SET TASK: Your task is to copy every line of this material exactly.

(Source records)
-.-.-

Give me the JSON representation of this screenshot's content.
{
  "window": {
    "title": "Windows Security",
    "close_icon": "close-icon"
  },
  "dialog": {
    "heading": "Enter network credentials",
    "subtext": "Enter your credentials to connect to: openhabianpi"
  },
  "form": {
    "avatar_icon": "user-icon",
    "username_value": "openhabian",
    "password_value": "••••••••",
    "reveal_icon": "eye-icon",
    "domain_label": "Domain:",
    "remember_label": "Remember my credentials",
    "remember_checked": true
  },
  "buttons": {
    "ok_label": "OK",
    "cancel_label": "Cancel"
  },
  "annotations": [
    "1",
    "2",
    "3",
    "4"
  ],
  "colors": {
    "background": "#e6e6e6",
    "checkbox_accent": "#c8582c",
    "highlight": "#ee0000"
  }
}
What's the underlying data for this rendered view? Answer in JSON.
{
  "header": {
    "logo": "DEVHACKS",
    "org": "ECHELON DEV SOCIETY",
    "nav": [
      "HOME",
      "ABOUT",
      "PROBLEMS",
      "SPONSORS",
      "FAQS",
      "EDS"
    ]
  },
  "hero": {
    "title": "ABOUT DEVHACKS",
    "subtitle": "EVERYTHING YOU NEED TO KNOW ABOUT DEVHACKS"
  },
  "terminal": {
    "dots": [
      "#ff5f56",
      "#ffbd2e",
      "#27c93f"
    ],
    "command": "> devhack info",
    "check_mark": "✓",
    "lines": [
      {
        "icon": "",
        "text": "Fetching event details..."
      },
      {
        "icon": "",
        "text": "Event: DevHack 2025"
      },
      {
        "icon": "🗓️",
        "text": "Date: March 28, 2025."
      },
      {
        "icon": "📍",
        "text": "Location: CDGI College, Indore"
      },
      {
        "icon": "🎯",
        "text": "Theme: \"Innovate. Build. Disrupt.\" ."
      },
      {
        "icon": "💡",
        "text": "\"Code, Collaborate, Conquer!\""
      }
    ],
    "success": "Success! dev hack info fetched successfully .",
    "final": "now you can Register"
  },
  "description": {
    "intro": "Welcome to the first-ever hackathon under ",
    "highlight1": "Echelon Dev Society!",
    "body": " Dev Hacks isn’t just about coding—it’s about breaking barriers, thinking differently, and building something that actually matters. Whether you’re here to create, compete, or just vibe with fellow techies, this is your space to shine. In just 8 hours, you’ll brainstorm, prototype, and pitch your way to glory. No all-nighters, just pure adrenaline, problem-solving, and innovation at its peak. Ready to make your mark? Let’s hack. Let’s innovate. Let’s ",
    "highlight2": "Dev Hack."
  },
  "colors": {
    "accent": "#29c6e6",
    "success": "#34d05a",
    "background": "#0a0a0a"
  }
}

-.-.-

OUTPUT FOR THIS EXERCISE:
Give me the JSON representation of this screenshot's content.
{
  "window": {
    "title": "Windows Security",
    "close_icon": "close-icon"
  },
  "dialog": {
    "heading": "Enter network credentials",
    "subtext": "Enter your credentials to connect to: openhabianpi"
  },
  "form": {
    "avatar_icon": "user-icon",
    "username_value": "openhabian",
    "password_value": "••••••••",
    "reveal_icon": "eye-icon",
    "domain_label": "Domain:",
    "remember_label": "Remember my credentials",
    "remember_checked": true
  },
  "buttons": {
    "ok_label": "OK",
    "cancel_label": "Cancel"
  },
  "annotations": [
    "1",
    "2",
    "3",
    "4"
  ],
  "colors": {
    "background": "#e6e6e6",
    "checkbox_accent": "#c8582c",
    "highlight": "#ee0000"
  }
}
What's the underlying data for this rendered view? Answer in JSON.
{
  "header": {
    "logo": "DEVHACKS",
    "org": "ECHELON DEV SOCIETY",
    "nav": [
      "HOME",
      "ABOUT",
      "PROBLEMS",
      "SPONSORS",
      "FAQS",
      "EDS"
    ]
  },
  "hero": {
    "title": "ABOUT DEVHACKS",
    "subtitle": "EVERYTHING YOU NEED TO KNOW ABOUT DEVHACKS"
  },
  "terminal": {
    "dots": [
      "#ff5f56",
      "#ffbd2e",
      "#27c93f"
    ],
    "command": "> devhack info",
    "check_mark": "✓",
    "lines": [
      {
        "icon": "",
        "text": "Fetching event details..."
      },
      {
        "icon": "",
        "text": "Event: DevHack 2025"
      },
      {
        "icon": "🗓️",
        "text": "Date: March 28, 2025."
      },
      {
        "icon": "📍",
        "text": "Location: CDGI College, Indore"
      },
      {
        "icon": "🎯",
        "text": "Theme: \"Innovate. Build. Disrupt.\" ."
      },
      {
        "icon": "💡",
        "text": "\"Code, Collaborate, Conquer!\""
      }
    ],
    "success": "Success! dev hack info fetched successfully .",
    "final": "now you can Register"
  },
  "description": {
    "intro": "Welcome to the first-ever hackathon under ",
    "highlight1": "Echelon Dev Society!",
    "body": " Dev Hacks isn’t just about coding—it’s about breaking barriers, thinking differently, and building something that actually matters. Whether you’re here to create, compete, or just vibe with fellow techies, this is your space to shine. In just 8 hours, you’ll brainstorm, prototype, and pitch your way to glory. No all-nighters, just pure adrenaline, problem-solving, and innovation at its peak. Ready to make your mark? Let’s hack. Let’s innovate. Let’s ",
    "highlight2": "Dev Hack."
  },
  "colors": {
    "accent": "#29c6e6",
    "success": "#34d05a",
    "background": "#0a0a0a"
  }
}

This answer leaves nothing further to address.